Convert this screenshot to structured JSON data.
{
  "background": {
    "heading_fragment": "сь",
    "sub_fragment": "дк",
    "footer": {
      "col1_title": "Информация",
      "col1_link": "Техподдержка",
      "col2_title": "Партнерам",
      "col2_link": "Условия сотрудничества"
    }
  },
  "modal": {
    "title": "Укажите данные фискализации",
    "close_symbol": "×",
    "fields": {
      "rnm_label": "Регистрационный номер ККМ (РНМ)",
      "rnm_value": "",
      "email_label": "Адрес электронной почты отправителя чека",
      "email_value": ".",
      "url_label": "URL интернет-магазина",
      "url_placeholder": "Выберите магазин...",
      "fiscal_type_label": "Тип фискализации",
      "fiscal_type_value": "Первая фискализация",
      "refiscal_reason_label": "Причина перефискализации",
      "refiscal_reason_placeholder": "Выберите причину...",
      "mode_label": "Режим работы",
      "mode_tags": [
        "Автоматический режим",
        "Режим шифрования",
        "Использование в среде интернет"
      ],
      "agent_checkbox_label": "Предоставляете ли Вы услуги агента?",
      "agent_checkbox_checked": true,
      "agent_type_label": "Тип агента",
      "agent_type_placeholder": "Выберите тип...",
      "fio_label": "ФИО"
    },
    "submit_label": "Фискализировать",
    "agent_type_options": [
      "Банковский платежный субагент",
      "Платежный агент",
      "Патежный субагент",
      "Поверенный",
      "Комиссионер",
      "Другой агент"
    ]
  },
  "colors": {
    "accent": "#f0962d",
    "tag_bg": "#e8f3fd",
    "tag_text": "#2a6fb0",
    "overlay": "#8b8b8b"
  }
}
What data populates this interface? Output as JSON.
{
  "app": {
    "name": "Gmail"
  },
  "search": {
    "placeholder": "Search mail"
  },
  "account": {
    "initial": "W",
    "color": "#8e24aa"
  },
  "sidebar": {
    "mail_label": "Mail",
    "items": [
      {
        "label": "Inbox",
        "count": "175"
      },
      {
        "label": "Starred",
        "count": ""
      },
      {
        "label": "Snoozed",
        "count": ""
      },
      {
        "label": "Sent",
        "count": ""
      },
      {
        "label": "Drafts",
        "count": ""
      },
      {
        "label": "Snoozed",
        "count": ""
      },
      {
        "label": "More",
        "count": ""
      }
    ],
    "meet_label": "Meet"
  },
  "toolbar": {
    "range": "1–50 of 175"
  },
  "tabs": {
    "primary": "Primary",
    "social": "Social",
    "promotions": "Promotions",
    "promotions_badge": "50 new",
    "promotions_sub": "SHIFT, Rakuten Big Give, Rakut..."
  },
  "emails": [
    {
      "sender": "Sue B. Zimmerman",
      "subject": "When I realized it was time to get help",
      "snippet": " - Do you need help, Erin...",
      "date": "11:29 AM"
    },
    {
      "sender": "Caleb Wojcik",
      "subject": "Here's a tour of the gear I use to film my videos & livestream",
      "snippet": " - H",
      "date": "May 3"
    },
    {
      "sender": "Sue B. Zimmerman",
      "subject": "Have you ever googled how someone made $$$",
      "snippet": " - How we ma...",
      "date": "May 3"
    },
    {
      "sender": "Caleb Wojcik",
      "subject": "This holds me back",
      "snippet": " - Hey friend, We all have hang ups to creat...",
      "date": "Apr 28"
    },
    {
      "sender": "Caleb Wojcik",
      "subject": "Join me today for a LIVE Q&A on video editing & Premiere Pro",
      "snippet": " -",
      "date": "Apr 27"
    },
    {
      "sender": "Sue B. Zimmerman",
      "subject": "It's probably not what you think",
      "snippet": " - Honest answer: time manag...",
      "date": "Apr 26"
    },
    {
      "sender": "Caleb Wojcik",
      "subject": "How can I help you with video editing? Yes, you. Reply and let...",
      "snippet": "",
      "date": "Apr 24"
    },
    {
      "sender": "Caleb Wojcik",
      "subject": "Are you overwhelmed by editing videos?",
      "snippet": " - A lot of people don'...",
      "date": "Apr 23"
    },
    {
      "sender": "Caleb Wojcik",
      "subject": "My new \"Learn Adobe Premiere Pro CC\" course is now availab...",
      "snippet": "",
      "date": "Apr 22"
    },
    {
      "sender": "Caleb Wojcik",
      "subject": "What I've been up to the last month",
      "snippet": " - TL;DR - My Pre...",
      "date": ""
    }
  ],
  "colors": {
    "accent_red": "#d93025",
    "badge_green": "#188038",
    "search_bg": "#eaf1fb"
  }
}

◆ Exercise objective
Extract the complete listing above, reproducing each line exactly.

◆ Solution for this problem
Convert this screenshot to structured JSON data.
{
  "background": {
    "heading_fragment": "сь",
    "sub_fragment": "дк",
    "footer": {
      "col1_title": "Информация",
      "col1_link": "Техподдержка",
      "col2_title": "Партнерам",
      "col2_link": "Условия сотрудничества"
    }
  },
  "modal": {
    "title": "Укажите данные фискализации",
    "close_symbol": "×",
    "fields": {
      "rnm_label": "Регистрационный номер ККМ (РНМ)",
      "rnm_value": "",
      "email_label": "Адрес электронной почты отправителя чека",
      "email_value": ".",
      "url_label": "URL интернет-магазина",
      "url_placeholder": "Выберите магазин...",
      "fiscal_type_label": "Тип фискализации",
      "fiscal_type_value": "Первая фискализация",
      "refiscal_reason_label": "Причина перефискализации",
      "refiscal_reason_placeholder": "Выберите причину...",
      "mode_label": "Режим работы",
      "mode_tags": [
        "Автоматический режим",
        "Режим шифрования",
        "Использование в среде интернет"
      ],
      "agent_checkbox_label": "Предоставляете ли Вы услуги агента?",
      "agent_checkbox_checked": true,
      "agent_type_label": "Тип агента",
      "agent_type_placeholder": "Выберите тип...",
      "fio_label": "ФИО"
    },
    "submit_label": "Фискализировать",
    "agent_type_options": [
      "Банковский платежный субагент",
      "Платежный агент",
      "Патежный субагент",
      "Поверенный",
      "Комиссионер",
      "Другой агент"
    ]
  },
  "colors": {
    "accent": "#f0962d",
    "tag_bg": "#e8f3fd",
    "tag_text": "#2a6fb0",
    "overlay": "#8b8b8b"
  }
}
What data populates this interface? Output as JSON.
{
  "app": {
    "name": "Gmail"
  },
  "search": {
    "placeholder": "Search mail"
  },
  "account": {
    "initial": "W",
    "color": "#8e24aa"
  },
  "sidebar": {
    "mail_label": "Mail",
    "items": [
      {
        "label": "Inbox",
        "count": "175"
      },
      {
        "label": "Starred",
        "count": ""
      },
      {
        "label": "Snoozed",
        "count": ""
      },
      {
        "label": "Sent",
        "count": ""
      },
      {
        "label": "Drafts",
        "count": ""
      },
      {
        "label": "Snoozed",
        "count": ""
      },
      {
        "label": "More",
        "count": ""
      }
    ],
    "meet_label": "Meet"
  },
  "toolbar": {
    "range": "1–50 of 175"
  },
  "tabs": {
    "primary": "Primary",
    "social": "Social",
    "promotions": "Promotions",
    "promotions_badge": "50 new",
    "promotions_sub": "SHIFT, Rakuten Big Give, Rakut..."
  },
  "emails": [
    {
      "sender": "Sue B. Zimmerman",
      "subject": "When I realized it was time to get help",
      "snippet": " - Do you need help, Erin...",
      "date": "11:29 AM"
    },
    {
      "sender": "Caleb Wojcik",
      "subject": "Here's a tour of the gear I use to film my videos & livestream",
      "snippet": " - H",
      "date": "May 3"
    },
    {
      "sender": "Sue B. Zimmerman",
      "subject": "Have you ever googled how someone made $$$",
      "snippet": " - How we ma...",
      "date": "May 3"
    },
    {
      "sender": "Caleb Wojcik",
      "subject": "This holds me back",
      "snippet": " - Hey friend, We all have hang ups to creat...",
      "date": "Apr 28"
    },
    {
      "sender": "Caleb Wojcik",
      "subject": "Join me today for a LIVE Q&A on video editing & Premiere Pro",
      "snippet": " -",
      "date": "Apr 27"
    },
    {
      "sender": "Sue B. Zimmerman",
      "subject": "It's probably not what you think",
      "snippet": " - Honest answer: time manag...",
      "date": "Apr 26"
    },
    {
      "sender": "Caleb Wojcik",
      "subject": "How can I help you with video editing? Yes, you. Reply and let...",
      "snippet": "",
      "date": "Apr 24"
    },
    {
      "sender": "Caleb Wojcik",
      "subject": "Are you overwhelmed by editing videos?",
      "snippet": " - A lot of people don'...",
      "date": "Apr 23"
    },
    {
      "sender": "Caleb Wojcik",
      "subject": "My new \"Learn Adobe Premiere Pro CC\" course is now availab...",
      "snippet": "",
      "date": "Apr 22"
    },
    {
      "sender": "Caleb Wojcik",
      "subject": "What I've been up to the last month",
      "snippet": " - TL;DR - My Pre...",
      "date": ""
    }
  ],
  "colors": {
    "accent_red": "#d93025",
    "badge_green": "#188038",
    "search_bg": "#eaf1fb"
  }
}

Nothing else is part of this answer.